▶ **Written exercise**: In the records that follow, locate every line with "THIẾT" and extract it.

▶ **Supplied material**:
··········

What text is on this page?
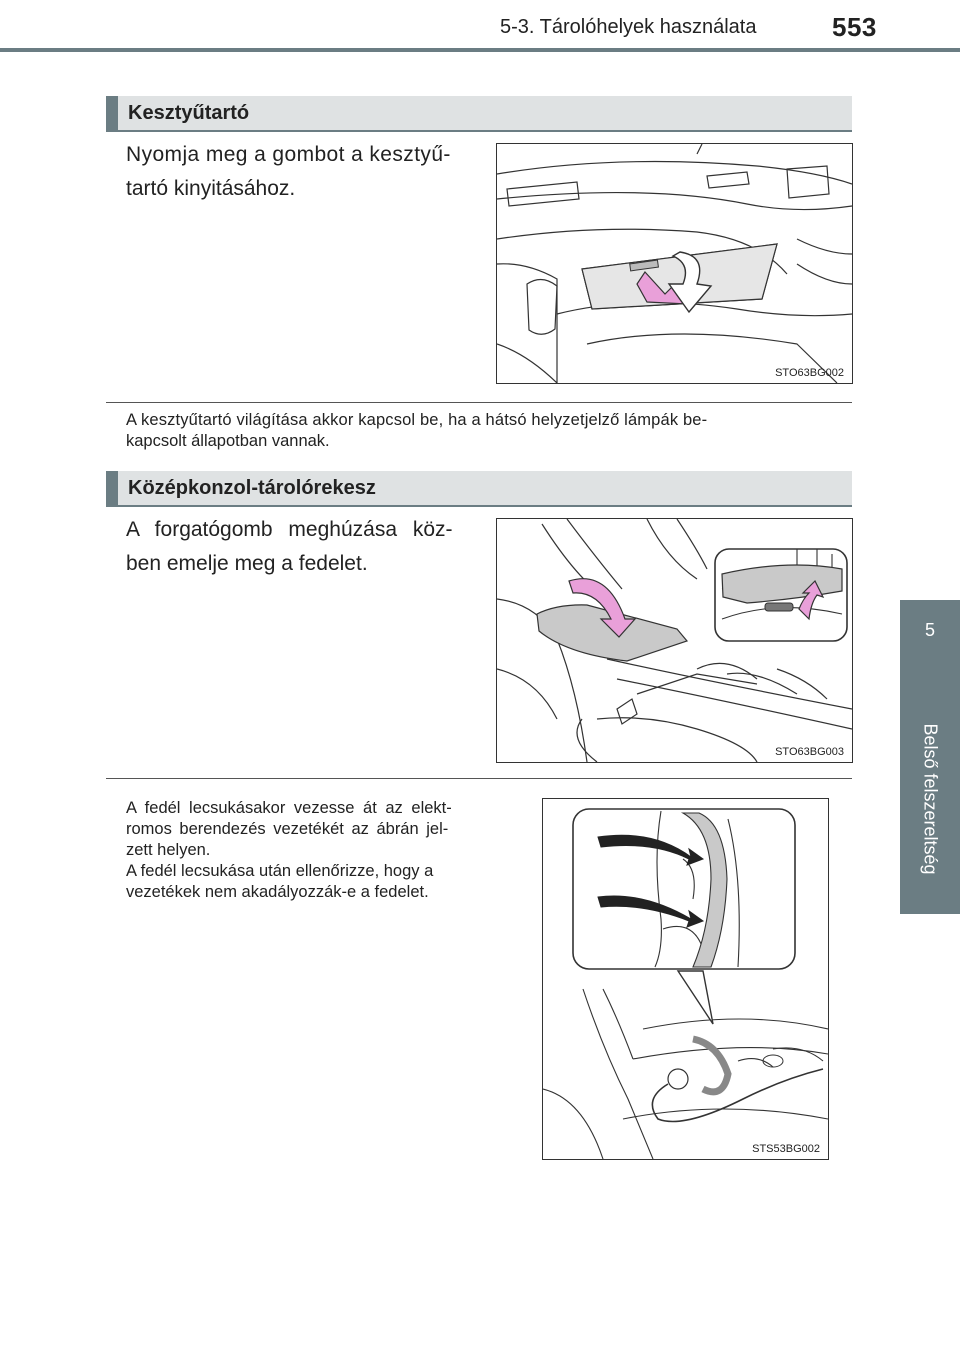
5-3. Tárolóhelyek használata	553
5
Belső felszereltség
Kesztyűtartó
Nyomja meg a gombot a kesztyű-
tartó kinyitásához.
STO63BG002
A kesztyűtartó világítása akkor kapcsol be, ha a hátsó helyzetjelző lámpák be-
kapcsolt állapotban vannak.
Középkonzol-tárolórekesz
A forgatógomb meghúzása köz-
ben emelje meg a fedelet.
STO63BG003
A fedél lecsukásakor vezesse át az elekt-
romos berendezés vezetékét az ábrán jel-
zett helyen.
A fedél lecsukása után ellenőrizze, hogy a
vezetékek nem akadályozzák-e a fedelet.
STS53BG002
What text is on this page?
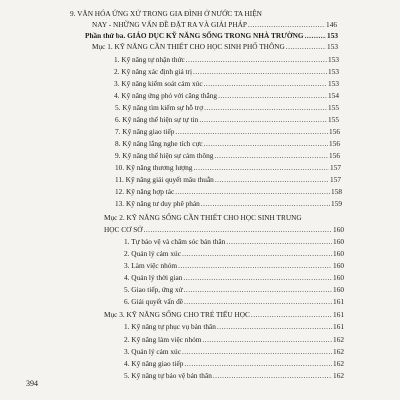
9. VĂN HÓA ỨNG XỬ TRONG GIA ĐÌNH Ở NƯỚC TA HIỆN
NAY - NHỮNG VẤN ĐỀ ĐẶT RA VÀ GIẢI PHÁP .....	146
Phần thứ ba. GIÁO DỤC KỸ NĂNG SỐNG TRONG NHÀ TRƯỜNG .....	153
Mục 1. KỸ NĂNG CẦN THIẾT CHO HỌC SINH PHỔ THÔNG .....	153
1. Kỹ năng tự nhận thức .....	153
2. Kỹ năng xác định giá trị .....	153
3. Kỹ năng kiểm soát cảm xúc .....	153
4. Kỹ năng ứng phó với căng thẳng .....	154
5. Kỹ năng tìm kiếm sự hỗ trợ .....	155
6. Kỹ năng thể hiện sự tự tin .....	155
7. Kỹ năng giao tiếp .....	156
8. Kỹ năng lắng nghe tích cực .....	156
9. Kỹ năng thể hiện sự cảm thông .....	156
10. Kỹ năng thương lượng .....	157
11. Kỹ năng giải quyết mâu thuẫn .....	157
12. Kỹ năng hợp tác .....	158
13. Kỹ năng tư duy phê phán .....	159
Mục 2. KỸ NĂNG SỐNG CẦN THIẾT CHO HỌC SINH TRUNG
HỌC CƠ SỞ .....	160
1. Tự bảo vệ và chăm sóc bản thân .....	160
2. Quản lý cảm xúc .....	160
3. Làm việc nhóm .....	160
4. Quản lý thời gian .....	160
5. Giao tiếp, ứng xử .....	160
6. Giải quyết vấn đề .....	161
Mục 3. KỸ NĂNG SỐNG CHO TRẺ TIỂU HỌC .....	161
1. Kỹ năng tự phục vụ bản thân .....	161
2. Kỹ năng làm việc nhóm .....	162
3. Quản lý cảm xúc .....	162
4. Kỹ năng giao tiếp .....	162
5. Kỹ năng tự bảo vệ bản thân .....	162
394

··········

▶ **Answer to this exercise**:
Mục 1. KỸ NĂNG CẦN THIẾT CHO HỌC SINH PHỔ THÔNG .....	153
Mục 2. KỸ NĂNG SỐNG CẦN THIẾT CHO HỌC SINH TRUNG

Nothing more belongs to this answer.